_WORK TO DO:_
Every line below must be reproduced exactly. Copy them all.
# Start of EXTRACTED RECORDS
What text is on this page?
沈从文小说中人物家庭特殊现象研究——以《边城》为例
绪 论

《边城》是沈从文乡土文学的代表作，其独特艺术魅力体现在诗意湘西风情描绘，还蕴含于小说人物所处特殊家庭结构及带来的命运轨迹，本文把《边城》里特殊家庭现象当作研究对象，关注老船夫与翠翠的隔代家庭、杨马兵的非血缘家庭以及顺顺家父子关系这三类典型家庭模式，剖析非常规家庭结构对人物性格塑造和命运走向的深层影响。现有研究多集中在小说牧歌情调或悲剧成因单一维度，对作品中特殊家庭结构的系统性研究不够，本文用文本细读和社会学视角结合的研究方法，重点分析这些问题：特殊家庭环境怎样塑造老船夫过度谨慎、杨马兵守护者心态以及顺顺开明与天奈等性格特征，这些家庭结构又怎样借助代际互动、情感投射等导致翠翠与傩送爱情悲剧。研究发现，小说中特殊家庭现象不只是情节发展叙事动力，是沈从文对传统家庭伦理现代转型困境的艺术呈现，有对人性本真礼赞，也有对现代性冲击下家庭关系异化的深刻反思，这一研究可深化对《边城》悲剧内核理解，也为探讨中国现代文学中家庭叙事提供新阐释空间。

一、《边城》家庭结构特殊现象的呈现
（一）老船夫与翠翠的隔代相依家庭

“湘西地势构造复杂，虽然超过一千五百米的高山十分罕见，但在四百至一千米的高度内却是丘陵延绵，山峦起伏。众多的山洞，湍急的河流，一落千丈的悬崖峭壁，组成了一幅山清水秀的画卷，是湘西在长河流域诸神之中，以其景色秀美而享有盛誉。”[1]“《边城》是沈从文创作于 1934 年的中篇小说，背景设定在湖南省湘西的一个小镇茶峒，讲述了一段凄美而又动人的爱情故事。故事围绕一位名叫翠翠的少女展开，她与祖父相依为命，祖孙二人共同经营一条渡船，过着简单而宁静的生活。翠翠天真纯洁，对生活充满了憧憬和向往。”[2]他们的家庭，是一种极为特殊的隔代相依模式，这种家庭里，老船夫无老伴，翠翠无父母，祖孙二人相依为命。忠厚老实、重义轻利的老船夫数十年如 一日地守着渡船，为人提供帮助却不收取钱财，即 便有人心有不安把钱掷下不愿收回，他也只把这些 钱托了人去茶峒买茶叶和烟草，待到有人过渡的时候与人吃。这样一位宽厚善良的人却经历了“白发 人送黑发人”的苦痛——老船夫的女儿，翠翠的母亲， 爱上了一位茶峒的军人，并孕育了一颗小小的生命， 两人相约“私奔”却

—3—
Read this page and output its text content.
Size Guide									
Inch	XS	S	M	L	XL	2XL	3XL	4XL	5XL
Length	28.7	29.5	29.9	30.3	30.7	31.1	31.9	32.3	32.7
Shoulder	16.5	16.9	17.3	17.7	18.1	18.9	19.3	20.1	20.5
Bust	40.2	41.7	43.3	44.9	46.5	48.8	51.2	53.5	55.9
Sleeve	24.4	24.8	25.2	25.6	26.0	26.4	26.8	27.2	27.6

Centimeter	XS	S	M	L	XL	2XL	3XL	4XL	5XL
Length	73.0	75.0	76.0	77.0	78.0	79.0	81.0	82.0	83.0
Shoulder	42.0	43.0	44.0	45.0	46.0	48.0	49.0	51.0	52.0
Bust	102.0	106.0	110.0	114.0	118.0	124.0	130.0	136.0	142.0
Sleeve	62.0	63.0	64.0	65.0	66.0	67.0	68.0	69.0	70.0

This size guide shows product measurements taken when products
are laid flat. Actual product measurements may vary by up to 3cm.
# End of EXTRACTED RECORDS
_FINISHED EXERCISE:_
What text is on this page?
沈从文小说中人物家庭特殊现象研究——以《边城》为例
绪 论

《边城》是沈从文乡土文学的代表作，其独特艺术魅力体现在诗意湘西风情描绘，还蕴含于小说人物所处特殊家庭结构及带来的命运轨迹，本文把《边城》里特殊家庭现象当作研究对象，关注老船夫与翠翠的隔代家庭、杨马兵的非血缘家庭以及顺顺家父子关系这三类典型家庭模式，剖析非常规家庭结构对人物性格塑造和命运走向的深层影响。现有研究多集中在小说牧歌情调或悲剧成因单一维度，对作品中特殊家庭结构的系统性研究不够，本文用文本细读和社会学视角结合的研究方法，重点分析这些问题：特殊家庭环境怎样塑造老船夫过度谨慎、杨马兵守护者心态以及顺顺开明与天奈等性格特征，这些家庭结构又怎样借助代际互动、情感投射等导致翠翠与傩送爱情悲剧。研究发现，小说中特殊家庭现象不只是情节发展叙事动力，是沈从文对传统家庭伦理现代转型困境的艺术呈现，有对人性本真礼赞，也有对现代性冲击下家庭关系异化的深刻反思，这一研究可深化对《边城》悲剧内核理解，也为探讨中国现代文学中家庭叙事提供新阐释空间。

一、《边城》家庭结构特殊现象的呈现
（一）老船夫与翠翠的隔代相依家庭

“湘西地势构造复杂，虽然超过一千五百米的高山十分罕见，但在四百至一千米的高度内却是丘陵延绵，山峦起伏。众多的山洞，湍急的河流，一落千丈的悬崖峭壁，组成了一幅山清水秀的画卷，是湘西在长河流域诸神之中，以其景色秀美而享有盛誉。”[1]“《边城》是沈从文创作于 1934 年的中篇小说，背景设定在湖南省湘西的一个小镇茶峒，讲述了一段凄美而又动人的爱情故事。故事围绕一位名叫翠翠的少女展开，她与祖父相依为命，祖孙二人共同经营一条渡船，过着简单而宁静的生活。翠翠天真纯洁，对生活充满了憧憬和向往。”[2]他们的家庭，是一种极为特殊的隔代相依模式，这种家庭里，老船夫无老伴，翠翠无父母，祖孙二人相依为命。忠厚老实、重义轻利的老船夫数十年如 一日地守着渡船，为人提供帮助却不收取钱财，即 便有人心有不安把钱掷下不愿收回，他也只把这些 钱托了人去茶峒买茶叶和烟草，待到有人过渡的时候与人吃。这样一位宽厚善良的人却经历了“白发 人送黑发人”的苦痛——老船夫的女儿，翠翠的母亲， 爱上了一位茶峒的军人，并孕育了一颗小小的生命， 两人相约“私奔”却

—3—
Read this page and output its text content.
Size Guide									
Inch	XS	S	M	L	XL	2XL	3XL	4XL	5XL
Length	28.7	29.5	29.9	30.3	30.7	31.1	31.9	32.3	32.7
Shoulder	16.5	16.9	17.3	17.7	18.1	18.9	19.3	20.1	20.5
Bust	40.2	41.7	43.3	44.9	46.5	48.8	51.2	53.5	55.9
Sleeve	24.4	24.8	25.2	25.6	26.0	26.4	26.8	27.2	27.6

Centimeter	XS	S	M	L	XL	2XL	3XL	4XL	5XL
Length	73.0	75.0	76.0	77.0	78.0	79.0	81.0	82.0	83.0
Shoulder	42.0	43.0	44.0	45.0	46.0	48.0	49.0	51.0	52.0
Bust	102.0	106.0	110.0	114.0	118.0	124.0	130.0	136.0	142.0
Sleeve	62.0	63.0	64.0	65.0	66.0	67.0	68.0	69.0	70.0

This size guide shows product measurements taken when products
are laid flat. Actual product measurements may vary by up to 3cm.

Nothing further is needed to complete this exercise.